■ MATERIAL FOR THE TASK:
#####
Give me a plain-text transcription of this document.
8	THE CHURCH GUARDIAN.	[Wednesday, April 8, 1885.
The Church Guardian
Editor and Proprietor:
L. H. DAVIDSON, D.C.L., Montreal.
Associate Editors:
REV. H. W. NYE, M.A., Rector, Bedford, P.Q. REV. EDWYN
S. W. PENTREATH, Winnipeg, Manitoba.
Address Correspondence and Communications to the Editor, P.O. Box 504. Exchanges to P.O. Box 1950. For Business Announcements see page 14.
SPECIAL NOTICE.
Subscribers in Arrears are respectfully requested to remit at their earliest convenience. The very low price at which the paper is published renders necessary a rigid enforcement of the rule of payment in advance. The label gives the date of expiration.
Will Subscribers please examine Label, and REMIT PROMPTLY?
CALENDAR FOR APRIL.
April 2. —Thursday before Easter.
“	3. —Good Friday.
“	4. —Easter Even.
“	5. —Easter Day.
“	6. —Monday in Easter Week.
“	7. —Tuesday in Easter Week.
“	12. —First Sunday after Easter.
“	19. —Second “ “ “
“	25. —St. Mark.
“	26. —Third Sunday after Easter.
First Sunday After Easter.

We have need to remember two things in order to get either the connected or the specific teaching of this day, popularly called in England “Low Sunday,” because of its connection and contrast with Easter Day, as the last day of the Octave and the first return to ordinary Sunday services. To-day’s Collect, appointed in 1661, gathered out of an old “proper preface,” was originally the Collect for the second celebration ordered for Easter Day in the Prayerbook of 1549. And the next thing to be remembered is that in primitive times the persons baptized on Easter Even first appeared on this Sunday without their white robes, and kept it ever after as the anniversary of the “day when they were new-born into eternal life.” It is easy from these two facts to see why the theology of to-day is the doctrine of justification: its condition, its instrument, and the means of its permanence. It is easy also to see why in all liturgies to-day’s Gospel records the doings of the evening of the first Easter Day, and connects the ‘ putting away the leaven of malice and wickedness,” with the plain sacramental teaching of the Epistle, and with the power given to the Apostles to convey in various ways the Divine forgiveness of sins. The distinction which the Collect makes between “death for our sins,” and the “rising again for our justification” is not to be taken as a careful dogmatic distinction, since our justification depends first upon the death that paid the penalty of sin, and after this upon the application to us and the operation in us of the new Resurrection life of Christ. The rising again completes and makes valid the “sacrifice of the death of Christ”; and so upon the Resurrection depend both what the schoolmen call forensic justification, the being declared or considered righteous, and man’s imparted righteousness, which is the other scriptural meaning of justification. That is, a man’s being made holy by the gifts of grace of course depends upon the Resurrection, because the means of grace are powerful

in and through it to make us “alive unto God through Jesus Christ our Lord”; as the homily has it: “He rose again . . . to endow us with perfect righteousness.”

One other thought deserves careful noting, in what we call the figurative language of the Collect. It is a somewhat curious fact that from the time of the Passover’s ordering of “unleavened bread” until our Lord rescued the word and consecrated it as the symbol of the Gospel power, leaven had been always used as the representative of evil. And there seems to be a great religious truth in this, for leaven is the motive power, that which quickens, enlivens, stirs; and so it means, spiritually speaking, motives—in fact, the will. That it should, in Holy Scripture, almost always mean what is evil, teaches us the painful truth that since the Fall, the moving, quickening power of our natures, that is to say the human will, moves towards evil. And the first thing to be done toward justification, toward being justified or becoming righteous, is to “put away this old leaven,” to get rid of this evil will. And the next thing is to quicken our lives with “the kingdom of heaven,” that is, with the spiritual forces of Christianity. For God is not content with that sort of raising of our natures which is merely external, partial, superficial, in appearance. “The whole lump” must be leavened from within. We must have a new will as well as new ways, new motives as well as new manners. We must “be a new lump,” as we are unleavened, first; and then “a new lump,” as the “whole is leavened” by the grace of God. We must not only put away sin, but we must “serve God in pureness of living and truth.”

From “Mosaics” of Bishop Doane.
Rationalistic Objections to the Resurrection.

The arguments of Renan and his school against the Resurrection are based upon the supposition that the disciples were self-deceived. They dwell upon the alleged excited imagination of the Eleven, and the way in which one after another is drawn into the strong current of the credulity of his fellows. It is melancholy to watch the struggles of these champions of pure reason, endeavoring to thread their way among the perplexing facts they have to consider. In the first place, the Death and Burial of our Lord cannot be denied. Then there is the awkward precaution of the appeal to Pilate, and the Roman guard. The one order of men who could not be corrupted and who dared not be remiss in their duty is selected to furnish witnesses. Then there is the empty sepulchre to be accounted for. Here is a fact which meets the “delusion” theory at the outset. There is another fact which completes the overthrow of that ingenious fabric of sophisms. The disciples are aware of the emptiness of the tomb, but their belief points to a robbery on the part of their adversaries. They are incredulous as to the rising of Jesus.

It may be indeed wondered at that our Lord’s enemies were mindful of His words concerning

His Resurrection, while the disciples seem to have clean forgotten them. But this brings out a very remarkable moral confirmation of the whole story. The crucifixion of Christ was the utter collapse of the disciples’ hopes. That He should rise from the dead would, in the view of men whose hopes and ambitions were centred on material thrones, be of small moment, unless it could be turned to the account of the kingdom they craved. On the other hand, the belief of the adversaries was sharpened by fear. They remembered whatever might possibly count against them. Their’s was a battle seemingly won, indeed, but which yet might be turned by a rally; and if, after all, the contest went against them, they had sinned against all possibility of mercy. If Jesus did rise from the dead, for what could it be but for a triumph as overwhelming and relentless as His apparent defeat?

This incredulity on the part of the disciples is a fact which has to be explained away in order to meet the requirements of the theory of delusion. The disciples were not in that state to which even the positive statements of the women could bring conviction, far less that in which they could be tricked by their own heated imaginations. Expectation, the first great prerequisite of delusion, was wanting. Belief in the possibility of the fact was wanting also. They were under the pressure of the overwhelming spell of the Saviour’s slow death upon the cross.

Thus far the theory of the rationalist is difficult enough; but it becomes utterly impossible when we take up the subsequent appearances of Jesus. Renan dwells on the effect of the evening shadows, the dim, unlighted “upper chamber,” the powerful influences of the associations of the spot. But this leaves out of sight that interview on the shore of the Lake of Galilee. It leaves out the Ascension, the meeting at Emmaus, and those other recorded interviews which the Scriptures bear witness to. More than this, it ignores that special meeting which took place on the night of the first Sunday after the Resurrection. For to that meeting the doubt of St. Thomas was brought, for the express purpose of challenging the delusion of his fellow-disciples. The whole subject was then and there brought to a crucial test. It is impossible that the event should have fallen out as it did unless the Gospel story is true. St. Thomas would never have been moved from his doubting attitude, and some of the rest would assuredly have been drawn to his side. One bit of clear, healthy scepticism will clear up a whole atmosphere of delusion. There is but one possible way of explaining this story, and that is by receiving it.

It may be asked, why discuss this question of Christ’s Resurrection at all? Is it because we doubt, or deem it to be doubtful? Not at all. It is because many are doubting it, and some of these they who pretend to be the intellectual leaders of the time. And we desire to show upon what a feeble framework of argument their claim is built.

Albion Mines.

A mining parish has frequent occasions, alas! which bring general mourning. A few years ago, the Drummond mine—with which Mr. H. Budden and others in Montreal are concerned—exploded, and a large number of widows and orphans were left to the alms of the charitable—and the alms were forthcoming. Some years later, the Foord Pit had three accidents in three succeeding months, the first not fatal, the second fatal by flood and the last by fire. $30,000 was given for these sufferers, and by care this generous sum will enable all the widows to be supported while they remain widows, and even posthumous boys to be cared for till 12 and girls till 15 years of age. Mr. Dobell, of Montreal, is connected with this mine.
#####
■ EXERCISE AIM:
Return each line of the listing that holds the string "Week".

■ RESPONSE TO THE TASK:
“	6. —Monday in Easter Week.
“	7. —Tuesday in Easter Week.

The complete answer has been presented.